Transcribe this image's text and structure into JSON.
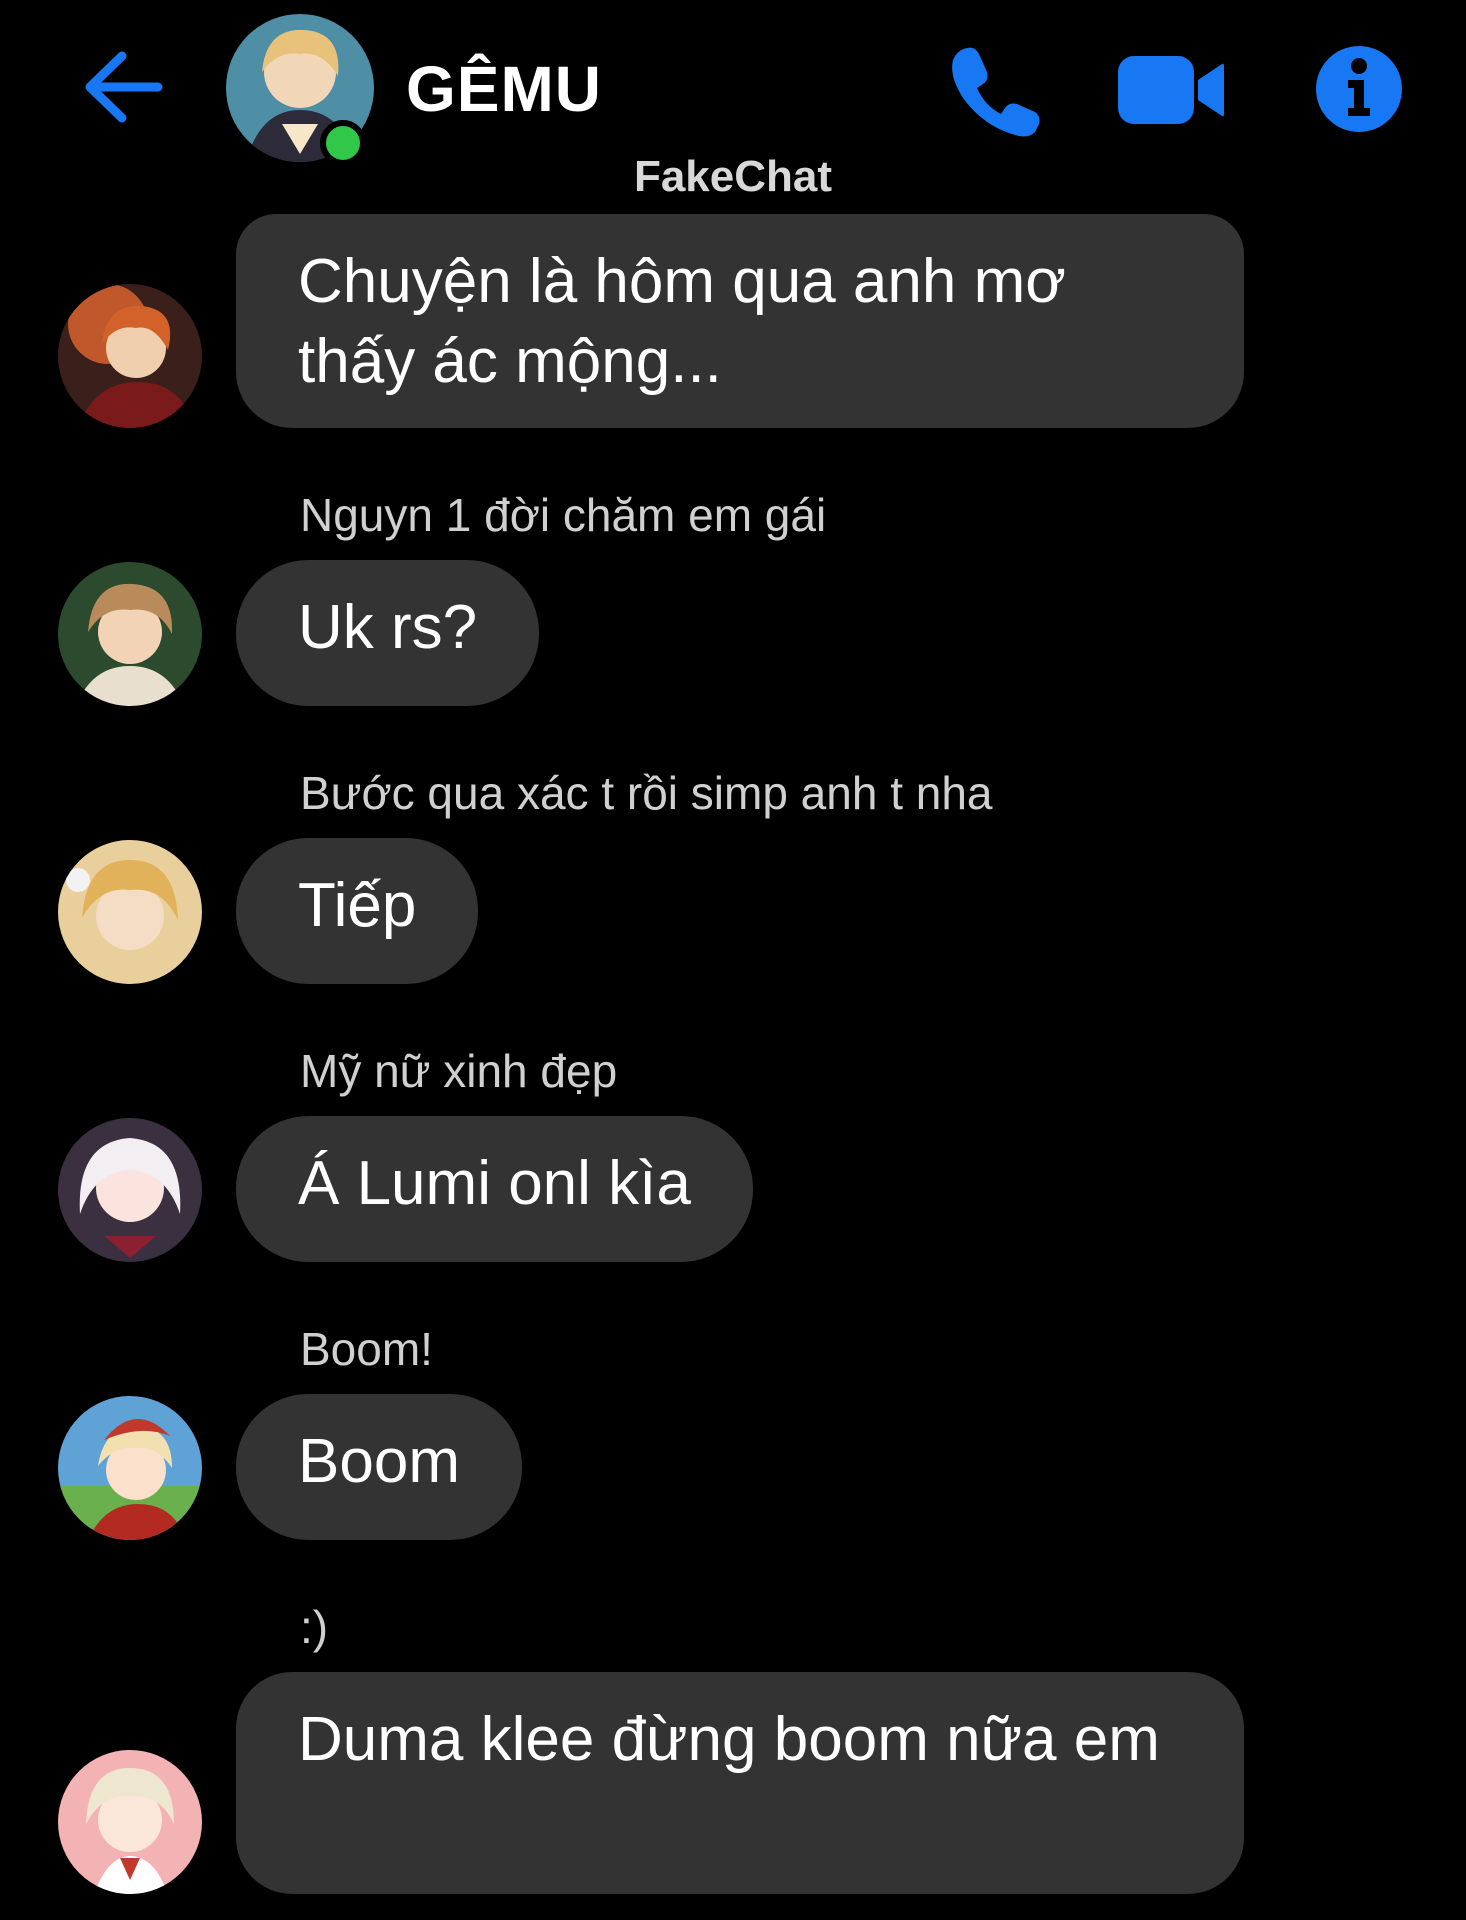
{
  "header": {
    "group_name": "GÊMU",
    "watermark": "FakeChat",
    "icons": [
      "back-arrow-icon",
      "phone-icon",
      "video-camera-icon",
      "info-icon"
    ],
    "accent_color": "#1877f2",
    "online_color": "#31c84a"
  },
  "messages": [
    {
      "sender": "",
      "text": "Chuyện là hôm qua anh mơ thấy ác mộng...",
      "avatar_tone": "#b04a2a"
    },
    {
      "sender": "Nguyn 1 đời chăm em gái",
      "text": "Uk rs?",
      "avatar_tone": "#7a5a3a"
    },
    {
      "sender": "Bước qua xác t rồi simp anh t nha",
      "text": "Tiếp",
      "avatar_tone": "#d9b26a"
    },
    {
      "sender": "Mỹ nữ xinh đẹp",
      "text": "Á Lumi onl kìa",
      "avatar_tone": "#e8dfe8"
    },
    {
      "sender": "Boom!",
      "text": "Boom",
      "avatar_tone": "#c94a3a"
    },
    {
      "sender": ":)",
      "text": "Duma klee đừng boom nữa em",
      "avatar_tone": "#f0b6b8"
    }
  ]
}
——————————
Exercise
Give all the lines above again, character for character, without pictures.

Written answer
Transcribe this image's text and structure into JSON.
{
  "header": {
    "group_name": "GÊMU",
    "watermark": "FakeChat",
    "icons": [
      "back-arrow-icon",
      "phone-icon",
      "video-camera-icon",
      "info-icon"
    ],
    "accent_color": "#1877f2",
    "online_color": "#31c84a"
  },
  "messages": [
    {
      "sender": "",
      "text": "Chuyện là hôm qua anh mơ thấy ác mộng...",
      "avatar_tone": "#b04a2a"
    },
    {
      "sender": "Nguyn 1 đời chăm em gái",
      "text": "Uk rs?",
      "avatar_tone": "#7a5a3a"
    },
    {
      "sender": "Bước qua xác t rồi simp anh t nha",
      "text": "Tiếp",
      "avatar_tone": "#d9b26a"
    },
    {
      "sender": "Mỹ nữ xinh đẹp",
      "text": "Á Lumi onl kìa",
      "avatar_tone": "#e8dfe8"
    },
    {
      "sender": "Boom!",
      "text": "Boom",
      "avatar_tone": "#c94a3a"
    },
    {
      "sender": ":)",
      "text": "Duma klee đừng boom nữa em",
      "avatar_tone": "#f0b6b8"
    }
  ]
}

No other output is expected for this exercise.